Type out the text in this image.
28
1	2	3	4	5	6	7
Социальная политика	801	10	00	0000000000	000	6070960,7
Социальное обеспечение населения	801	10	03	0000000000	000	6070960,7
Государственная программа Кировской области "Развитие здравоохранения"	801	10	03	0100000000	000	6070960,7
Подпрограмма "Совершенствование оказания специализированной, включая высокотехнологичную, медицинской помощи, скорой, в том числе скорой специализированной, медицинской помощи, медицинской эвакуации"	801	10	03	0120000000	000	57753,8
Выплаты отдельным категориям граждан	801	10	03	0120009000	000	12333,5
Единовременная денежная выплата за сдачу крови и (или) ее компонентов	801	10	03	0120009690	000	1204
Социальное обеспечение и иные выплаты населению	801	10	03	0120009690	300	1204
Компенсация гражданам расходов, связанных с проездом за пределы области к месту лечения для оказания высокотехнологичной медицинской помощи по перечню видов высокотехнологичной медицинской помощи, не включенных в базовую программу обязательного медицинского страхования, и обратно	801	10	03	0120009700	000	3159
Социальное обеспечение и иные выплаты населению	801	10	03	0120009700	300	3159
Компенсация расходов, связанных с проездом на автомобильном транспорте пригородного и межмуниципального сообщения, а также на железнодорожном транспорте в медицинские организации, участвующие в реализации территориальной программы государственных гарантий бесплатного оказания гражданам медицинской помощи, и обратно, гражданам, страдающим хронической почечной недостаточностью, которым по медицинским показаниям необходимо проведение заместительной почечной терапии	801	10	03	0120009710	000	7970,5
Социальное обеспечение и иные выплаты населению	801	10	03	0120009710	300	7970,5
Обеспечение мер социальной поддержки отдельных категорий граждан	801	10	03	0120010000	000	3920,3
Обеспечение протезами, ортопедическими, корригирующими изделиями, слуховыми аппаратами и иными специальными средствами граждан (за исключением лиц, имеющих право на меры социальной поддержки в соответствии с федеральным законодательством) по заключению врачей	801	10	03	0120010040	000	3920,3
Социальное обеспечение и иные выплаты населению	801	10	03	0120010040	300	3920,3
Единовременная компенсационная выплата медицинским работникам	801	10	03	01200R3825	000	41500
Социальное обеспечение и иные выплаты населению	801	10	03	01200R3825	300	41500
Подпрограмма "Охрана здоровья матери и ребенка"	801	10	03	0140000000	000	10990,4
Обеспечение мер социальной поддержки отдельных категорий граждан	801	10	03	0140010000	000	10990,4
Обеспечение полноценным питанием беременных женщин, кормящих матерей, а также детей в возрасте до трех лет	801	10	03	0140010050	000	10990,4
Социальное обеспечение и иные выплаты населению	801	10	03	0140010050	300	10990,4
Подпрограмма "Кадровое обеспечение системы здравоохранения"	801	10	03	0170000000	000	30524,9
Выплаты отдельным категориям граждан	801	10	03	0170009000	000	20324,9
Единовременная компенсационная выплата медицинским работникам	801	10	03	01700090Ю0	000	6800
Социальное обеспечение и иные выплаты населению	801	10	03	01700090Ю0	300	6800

> **PROBLEM**:
Copy every line of the listing where the word "Единовременная" appears.

> **ANSWER**:
Единовременная денежная выплата за сдачу крови и (или) ее компонентов	801	10	03	0120009690	000	1204
Единовременная компенсационная выплата медицинским работникам	801	10	03	01200R3825	000	41500
Единовременная компенсационная выплата медицинским работникам	801	10	03	01700090Ю0	000	6800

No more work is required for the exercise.